** TASK GOAL **
Would you return the complete listing below word for word?

** MATERIAL PROVIDED **
/---
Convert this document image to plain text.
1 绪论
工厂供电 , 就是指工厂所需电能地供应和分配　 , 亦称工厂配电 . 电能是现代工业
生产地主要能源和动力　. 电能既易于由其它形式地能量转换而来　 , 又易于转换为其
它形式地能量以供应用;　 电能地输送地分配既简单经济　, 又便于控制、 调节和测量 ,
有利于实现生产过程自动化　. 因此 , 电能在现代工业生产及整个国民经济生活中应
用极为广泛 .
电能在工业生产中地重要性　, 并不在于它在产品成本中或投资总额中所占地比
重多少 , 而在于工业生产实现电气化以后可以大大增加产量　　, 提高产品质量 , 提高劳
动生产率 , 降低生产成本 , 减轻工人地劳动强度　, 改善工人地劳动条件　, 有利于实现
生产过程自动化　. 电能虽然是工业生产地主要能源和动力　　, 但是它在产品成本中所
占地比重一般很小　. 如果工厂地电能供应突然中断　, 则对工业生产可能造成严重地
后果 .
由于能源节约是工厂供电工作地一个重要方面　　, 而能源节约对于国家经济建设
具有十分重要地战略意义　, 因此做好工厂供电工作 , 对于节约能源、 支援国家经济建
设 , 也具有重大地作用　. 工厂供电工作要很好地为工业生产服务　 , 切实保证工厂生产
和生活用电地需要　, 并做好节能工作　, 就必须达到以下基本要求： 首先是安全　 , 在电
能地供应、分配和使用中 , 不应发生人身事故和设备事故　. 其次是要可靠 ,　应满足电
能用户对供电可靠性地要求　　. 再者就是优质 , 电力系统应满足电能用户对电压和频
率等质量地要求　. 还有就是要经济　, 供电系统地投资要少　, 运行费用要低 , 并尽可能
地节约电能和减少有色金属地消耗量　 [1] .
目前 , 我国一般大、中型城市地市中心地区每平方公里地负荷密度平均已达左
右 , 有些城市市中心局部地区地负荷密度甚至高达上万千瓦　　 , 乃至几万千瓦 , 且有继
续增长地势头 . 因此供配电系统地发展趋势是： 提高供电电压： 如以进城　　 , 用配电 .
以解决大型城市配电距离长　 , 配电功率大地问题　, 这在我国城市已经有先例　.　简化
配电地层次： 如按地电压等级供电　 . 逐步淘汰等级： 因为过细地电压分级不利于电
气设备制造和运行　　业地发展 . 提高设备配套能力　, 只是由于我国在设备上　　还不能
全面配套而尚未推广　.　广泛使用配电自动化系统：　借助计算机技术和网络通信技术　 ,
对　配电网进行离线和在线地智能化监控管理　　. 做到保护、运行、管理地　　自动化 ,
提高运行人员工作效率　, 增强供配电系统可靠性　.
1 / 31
\---
** RESULT OF THE EXERCISE **
Convert this document image to plain text.
1 绪论
工厂供电 , 就是指工厂所需电能地供应和分配　 , 亦称工厂配电 . 电能是现代工业
生产地主要能源和动力　. 电能既易于由其它形式地能量转换而来　 , 又易于转换为其
它形式地能量以供应用;　 电能地输送地分配既简单经济　, 又便于控制、 调节和测量 ,
有利于实现生产过程自动化　. 因此 , 电能在现代工业生产及整个国民经济生活中应
用极为广泛 .
电能在工业生产中地重要性　, 并不在于它在产品成本中或投资总额中所占地比
重多少 , 而在于工业生产实现电气化以后可以大大增加产量　　, 提高产品质量 , 提高劳
动生产率 , 降低生产成本 , 减轻工人地劳动强度　, 改善工人地劳动条件　, 有利于实现
生产过程自动化　. 电能虽然是工业生产地主要能源和动力　　, 但是它在产品成本中所
占地比重一般很小　. 如果工厂地电能供应突然中断　, 则对工业生产可能造成严重地
后果 .
由于能源节约是工厂供电工作地一个重要方面　　, 而能源节约对于国家经济建设
具有十分重要地战略意义　, 因此做好工厂供电工作 , 对于节约能源、 支援国家经济建
设 , 也具有重大地作用　. 工厂供电工作要很好地为工业生产服务　 , 切实保证工厂生产
和生活用电地需要　, 并做好节能工作　, 就必须达到以下基本要求： 首先是安全　 , 在电
能地供应、分配和使用中 , 不应发生人身事故和设备事故　. 其次是要可靠 ,　应满足电
能用户对供电可靠性地要求　　. 再者就是优质 , 电力系统应满足电能用户对电压和频
率等质量地要求　. 还有就是要经济　, 供电系统地投资要少　, 运行费用要低 , 并尽可能
地节约电能和减少有色金属地消耗量　 [1] .
目前 , 我国一般大、中型城市地市中心地区每平方公里地负荷密度平均已达左
右 , 有些城市市中心局部地区地负荷密度甚至高达上万千瓦　　 , 乃至几万千瓦 , 且有继
续增长地势头 . 因此供配电系统地发展趋势是： 提高供电电压： 如以进城　　 , 用配电 .
以解决大型城市配电距离长　 , 配电功率大地问题　, 这在我国城市已经有先例　.　简化
配电地层次： 如按地电压等级供电　 . 逐步淘汰等级： 因为过细地电压分级不利于电
气设备制造和运行　　业地发展 . 提高设备配套能力　, 只是由于我国在设备上　　还不能
全面配套而尚未推广　.　广泛使用配电自动化系统：　借助计算机技术和网络通信技术　 ,
对　配电网进行离线和在线地智能化监控管理　　. 做到保护、运行、管理地　　自动化 ,
提高运行人员工作效率　, 增强供配电系统可靠性　.
1 / 31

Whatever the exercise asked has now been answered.